- _WHAT NEEDS TO BE DONE_: Show all lines from the listing below that contain "xlabel".

━━━━━━━━━━━━━━━━

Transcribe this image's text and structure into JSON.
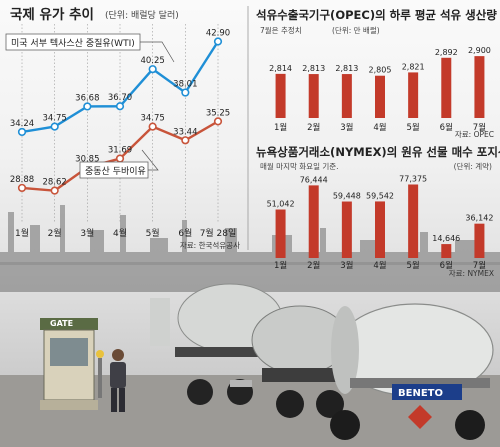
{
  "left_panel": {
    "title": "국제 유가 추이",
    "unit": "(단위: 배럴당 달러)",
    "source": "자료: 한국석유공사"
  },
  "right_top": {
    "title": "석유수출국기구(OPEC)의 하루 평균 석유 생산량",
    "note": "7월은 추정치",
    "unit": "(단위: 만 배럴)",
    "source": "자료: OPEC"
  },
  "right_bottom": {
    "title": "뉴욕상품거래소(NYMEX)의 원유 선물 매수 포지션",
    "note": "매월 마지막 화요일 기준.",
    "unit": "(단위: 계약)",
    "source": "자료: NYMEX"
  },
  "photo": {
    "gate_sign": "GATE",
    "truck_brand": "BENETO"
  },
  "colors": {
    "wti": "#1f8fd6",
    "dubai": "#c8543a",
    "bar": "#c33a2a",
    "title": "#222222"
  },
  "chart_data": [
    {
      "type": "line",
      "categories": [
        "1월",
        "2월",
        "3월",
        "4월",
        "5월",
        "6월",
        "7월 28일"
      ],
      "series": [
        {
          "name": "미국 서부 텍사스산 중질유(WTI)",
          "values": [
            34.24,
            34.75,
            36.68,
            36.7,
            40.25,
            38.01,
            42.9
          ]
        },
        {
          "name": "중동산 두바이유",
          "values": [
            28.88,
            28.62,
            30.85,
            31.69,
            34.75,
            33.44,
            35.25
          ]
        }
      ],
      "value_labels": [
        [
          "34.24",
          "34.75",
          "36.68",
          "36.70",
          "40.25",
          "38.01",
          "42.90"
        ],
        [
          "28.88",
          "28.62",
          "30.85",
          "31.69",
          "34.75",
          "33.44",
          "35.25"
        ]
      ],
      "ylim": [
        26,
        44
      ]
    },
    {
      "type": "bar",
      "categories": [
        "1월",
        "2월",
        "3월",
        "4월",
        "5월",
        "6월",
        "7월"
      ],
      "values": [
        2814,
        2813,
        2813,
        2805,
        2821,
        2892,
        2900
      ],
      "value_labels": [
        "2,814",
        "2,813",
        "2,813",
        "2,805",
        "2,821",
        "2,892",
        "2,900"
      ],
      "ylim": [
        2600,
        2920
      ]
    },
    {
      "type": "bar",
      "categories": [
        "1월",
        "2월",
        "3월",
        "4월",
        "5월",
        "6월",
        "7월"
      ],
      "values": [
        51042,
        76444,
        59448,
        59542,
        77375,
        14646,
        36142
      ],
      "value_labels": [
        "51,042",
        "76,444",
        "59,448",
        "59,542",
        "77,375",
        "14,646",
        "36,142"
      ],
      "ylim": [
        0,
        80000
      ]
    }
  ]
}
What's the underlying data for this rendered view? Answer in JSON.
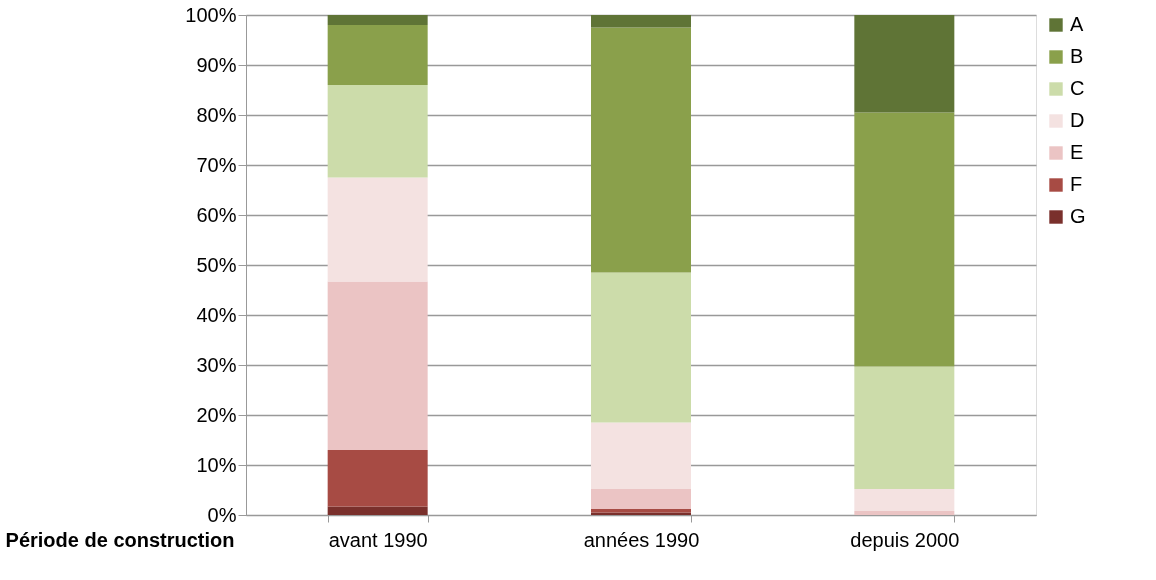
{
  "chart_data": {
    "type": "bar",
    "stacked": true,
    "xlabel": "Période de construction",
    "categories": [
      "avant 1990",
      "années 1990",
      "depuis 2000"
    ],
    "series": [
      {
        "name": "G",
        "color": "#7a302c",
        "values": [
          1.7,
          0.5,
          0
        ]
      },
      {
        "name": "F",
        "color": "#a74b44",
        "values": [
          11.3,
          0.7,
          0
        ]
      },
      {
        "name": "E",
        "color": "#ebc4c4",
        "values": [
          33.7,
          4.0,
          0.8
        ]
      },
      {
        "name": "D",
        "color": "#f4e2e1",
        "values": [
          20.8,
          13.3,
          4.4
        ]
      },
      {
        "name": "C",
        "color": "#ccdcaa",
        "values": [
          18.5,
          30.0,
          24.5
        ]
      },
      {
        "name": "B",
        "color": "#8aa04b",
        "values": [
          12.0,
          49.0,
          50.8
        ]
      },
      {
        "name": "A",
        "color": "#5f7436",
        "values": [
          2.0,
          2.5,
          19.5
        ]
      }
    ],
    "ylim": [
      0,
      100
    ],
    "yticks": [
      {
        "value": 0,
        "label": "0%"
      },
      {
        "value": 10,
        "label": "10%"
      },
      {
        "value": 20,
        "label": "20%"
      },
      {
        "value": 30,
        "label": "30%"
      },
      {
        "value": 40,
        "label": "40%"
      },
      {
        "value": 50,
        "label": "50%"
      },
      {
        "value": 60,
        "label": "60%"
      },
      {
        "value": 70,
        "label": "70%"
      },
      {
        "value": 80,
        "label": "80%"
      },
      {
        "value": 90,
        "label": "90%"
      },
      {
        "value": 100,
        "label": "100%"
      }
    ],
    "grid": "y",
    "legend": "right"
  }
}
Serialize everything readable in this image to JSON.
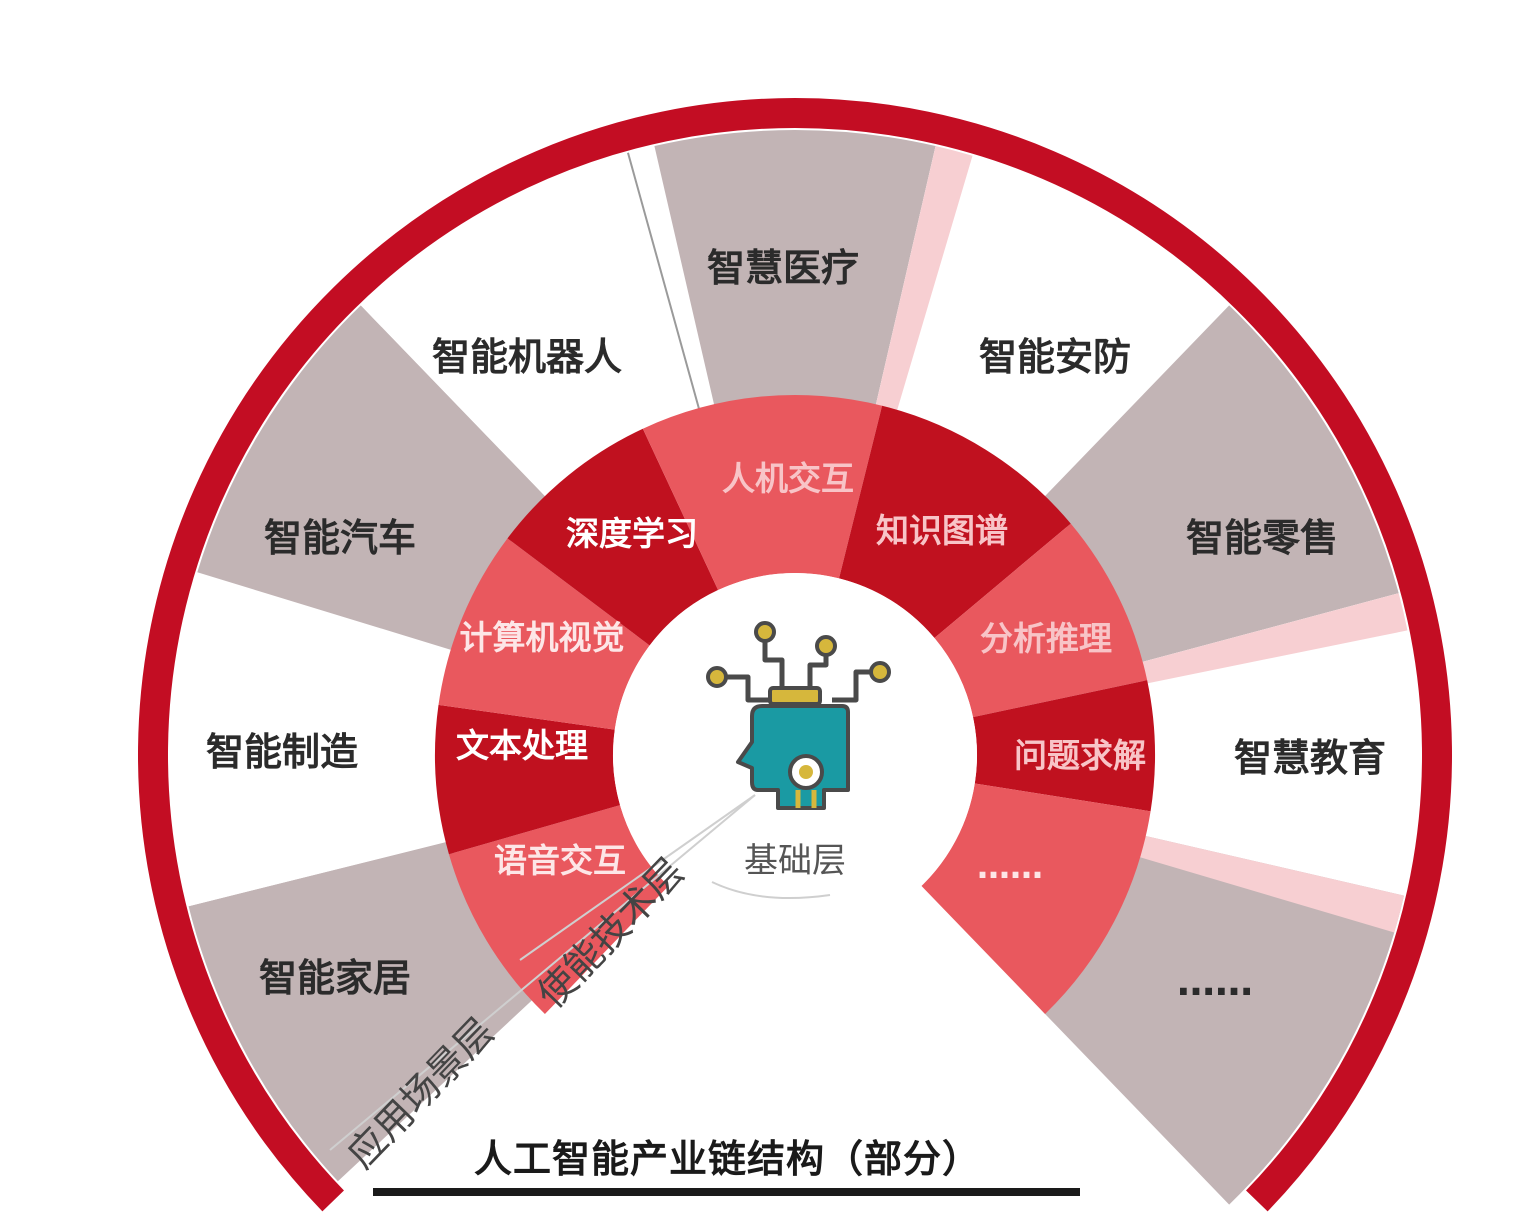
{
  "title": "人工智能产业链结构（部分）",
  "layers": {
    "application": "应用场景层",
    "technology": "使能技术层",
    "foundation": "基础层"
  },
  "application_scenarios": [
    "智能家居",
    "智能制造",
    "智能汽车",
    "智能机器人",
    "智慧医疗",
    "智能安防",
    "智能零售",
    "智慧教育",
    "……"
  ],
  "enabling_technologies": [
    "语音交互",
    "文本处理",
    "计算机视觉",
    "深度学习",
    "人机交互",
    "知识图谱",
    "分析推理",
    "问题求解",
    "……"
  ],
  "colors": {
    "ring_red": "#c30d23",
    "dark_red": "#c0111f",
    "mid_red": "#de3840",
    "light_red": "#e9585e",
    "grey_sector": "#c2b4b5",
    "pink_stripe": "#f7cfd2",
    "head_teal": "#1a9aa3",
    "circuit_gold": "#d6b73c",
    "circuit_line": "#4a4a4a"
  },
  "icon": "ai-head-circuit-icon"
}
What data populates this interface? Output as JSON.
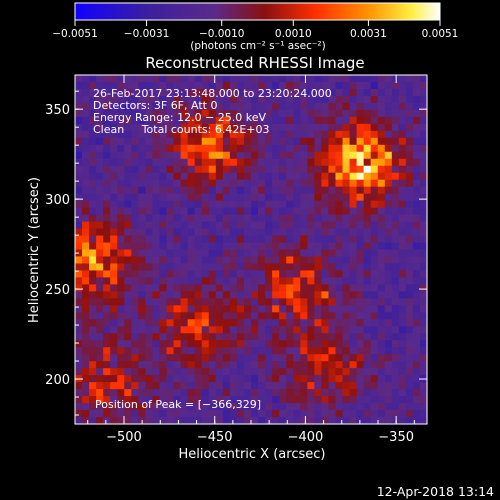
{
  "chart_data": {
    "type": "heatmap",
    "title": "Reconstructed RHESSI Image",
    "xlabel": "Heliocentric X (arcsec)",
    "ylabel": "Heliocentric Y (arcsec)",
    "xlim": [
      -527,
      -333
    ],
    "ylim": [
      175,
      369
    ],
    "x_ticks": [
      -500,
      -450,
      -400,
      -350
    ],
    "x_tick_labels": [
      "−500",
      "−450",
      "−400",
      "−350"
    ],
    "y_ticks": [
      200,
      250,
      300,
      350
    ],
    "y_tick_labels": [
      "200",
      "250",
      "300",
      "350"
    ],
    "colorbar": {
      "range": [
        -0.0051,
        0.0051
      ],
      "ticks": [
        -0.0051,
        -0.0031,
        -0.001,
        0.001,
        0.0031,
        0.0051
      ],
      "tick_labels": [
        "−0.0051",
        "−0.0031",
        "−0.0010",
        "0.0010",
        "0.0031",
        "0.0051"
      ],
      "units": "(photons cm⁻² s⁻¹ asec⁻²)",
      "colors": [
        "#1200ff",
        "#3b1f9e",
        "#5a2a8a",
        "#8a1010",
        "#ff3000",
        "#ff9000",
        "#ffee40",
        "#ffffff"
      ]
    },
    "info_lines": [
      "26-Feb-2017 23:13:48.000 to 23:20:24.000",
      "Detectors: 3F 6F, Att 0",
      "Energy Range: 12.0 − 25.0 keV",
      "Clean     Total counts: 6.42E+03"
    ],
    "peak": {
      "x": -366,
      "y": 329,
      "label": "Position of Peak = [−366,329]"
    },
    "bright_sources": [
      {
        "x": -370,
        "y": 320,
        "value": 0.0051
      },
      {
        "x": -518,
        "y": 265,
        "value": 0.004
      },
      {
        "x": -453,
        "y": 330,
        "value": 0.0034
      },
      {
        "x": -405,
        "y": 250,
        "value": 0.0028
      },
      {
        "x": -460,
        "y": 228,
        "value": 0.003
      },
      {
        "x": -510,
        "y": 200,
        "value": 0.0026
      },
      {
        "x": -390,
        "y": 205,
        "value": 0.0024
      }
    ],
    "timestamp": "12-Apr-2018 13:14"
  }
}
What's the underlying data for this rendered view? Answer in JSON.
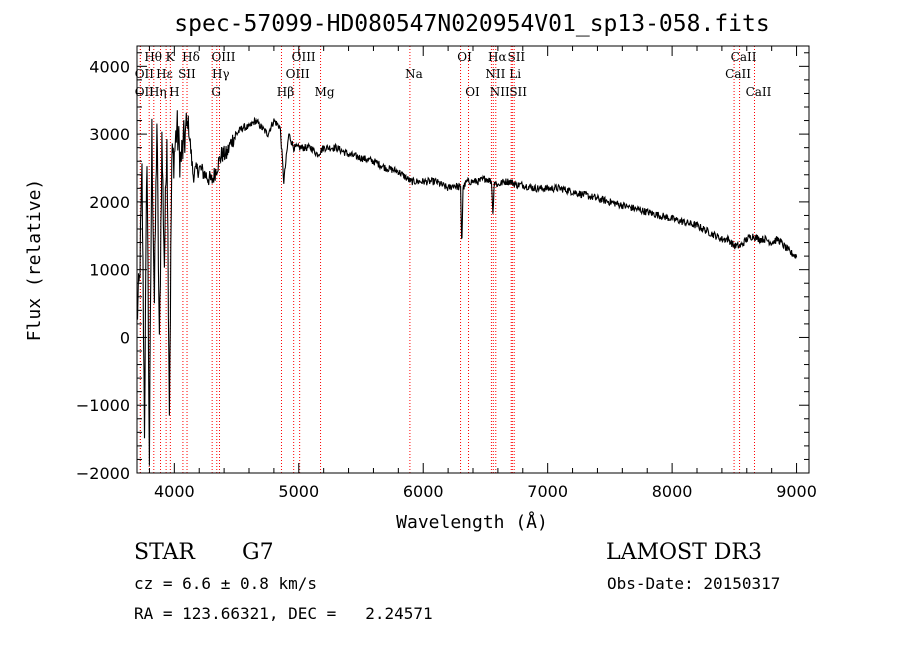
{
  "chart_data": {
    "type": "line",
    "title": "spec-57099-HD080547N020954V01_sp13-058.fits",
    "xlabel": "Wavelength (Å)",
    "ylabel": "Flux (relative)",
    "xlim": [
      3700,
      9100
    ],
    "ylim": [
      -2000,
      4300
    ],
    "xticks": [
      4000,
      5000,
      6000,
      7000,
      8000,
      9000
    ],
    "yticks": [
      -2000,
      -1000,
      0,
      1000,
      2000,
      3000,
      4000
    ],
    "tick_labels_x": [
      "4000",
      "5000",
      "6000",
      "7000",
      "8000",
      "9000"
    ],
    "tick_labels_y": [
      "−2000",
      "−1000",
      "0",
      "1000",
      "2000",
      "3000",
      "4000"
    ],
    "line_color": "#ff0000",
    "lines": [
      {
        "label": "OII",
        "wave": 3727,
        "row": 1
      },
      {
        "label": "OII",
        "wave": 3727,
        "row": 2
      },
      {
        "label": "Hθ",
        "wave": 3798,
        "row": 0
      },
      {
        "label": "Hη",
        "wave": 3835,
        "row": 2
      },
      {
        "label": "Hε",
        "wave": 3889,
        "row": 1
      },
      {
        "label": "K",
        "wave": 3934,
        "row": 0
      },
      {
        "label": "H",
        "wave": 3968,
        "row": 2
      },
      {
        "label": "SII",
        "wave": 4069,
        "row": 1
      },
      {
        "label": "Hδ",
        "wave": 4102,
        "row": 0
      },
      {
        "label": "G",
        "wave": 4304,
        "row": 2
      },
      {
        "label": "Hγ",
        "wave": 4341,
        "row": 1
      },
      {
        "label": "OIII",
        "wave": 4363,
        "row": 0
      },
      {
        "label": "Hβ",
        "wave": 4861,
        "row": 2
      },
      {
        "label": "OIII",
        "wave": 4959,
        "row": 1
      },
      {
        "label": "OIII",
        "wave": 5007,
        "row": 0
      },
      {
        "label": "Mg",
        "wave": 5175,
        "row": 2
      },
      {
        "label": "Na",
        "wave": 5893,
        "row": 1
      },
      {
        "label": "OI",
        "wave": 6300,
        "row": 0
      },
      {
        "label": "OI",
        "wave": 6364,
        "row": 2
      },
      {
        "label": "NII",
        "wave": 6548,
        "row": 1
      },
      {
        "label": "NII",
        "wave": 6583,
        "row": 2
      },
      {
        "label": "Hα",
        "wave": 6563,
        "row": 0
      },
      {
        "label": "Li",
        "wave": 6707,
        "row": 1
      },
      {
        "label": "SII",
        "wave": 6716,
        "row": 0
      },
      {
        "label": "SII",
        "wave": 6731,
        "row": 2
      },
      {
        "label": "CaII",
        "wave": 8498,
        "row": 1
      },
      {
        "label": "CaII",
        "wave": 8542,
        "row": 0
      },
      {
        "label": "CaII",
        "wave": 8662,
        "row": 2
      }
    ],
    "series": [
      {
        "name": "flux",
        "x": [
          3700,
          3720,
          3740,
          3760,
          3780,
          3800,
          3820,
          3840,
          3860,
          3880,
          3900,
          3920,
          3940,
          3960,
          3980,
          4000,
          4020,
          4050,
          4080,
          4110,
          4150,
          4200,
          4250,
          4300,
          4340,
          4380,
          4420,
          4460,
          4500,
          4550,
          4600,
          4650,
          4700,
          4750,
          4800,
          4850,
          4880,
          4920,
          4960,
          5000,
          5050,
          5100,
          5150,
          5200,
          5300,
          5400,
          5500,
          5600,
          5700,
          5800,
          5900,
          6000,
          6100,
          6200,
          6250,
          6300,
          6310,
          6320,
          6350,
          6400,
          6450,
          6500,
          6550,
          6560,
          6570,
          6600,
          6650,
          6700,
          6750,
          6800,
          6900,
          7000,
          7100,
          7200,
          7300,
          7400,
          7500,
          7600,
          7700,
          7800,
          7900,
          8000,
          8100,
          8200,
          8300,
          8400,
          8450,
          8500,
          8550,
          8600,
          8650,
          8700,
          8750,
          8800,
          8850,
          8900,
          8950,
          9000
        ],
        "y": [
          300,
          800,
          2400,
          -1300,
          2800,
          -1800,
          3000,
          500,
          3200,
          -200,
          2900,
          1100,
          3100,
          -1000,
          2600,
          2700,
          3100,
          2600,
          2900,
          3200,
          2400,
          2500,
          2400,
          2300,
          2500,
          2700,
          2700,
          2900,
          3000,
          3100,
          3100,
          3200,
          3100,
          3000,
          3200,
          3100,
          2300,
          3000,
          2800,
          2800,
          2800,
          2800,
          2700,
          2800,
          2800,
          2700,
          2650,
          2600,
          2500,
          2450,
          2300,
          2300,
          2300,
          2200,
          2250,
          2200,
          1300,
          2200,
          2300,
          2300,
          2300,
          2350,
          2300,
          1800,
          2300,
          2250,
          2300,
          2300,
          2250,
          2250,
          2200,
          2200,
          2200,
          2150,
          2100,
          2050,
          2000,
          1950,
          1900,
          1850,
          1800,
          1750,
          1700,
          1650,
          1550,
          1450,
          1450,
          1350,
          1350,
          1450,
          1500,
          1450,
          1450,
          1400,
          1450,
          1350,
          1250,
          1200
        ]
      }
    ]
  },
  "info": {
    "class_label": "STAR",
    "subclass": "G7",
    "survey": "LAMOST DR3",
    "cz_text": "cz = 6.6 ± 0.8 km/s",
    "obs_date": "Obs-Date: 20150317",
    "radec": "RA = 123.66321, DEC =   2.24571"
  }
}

━━━━━━━━━━━━━━━━

- _EXPECTED ANSWER_:
    "xlabel": "Période de construction",
    "xlabel": "Heliocentric X (arcsec)",
    "xlabel": "Wavelength (Å)",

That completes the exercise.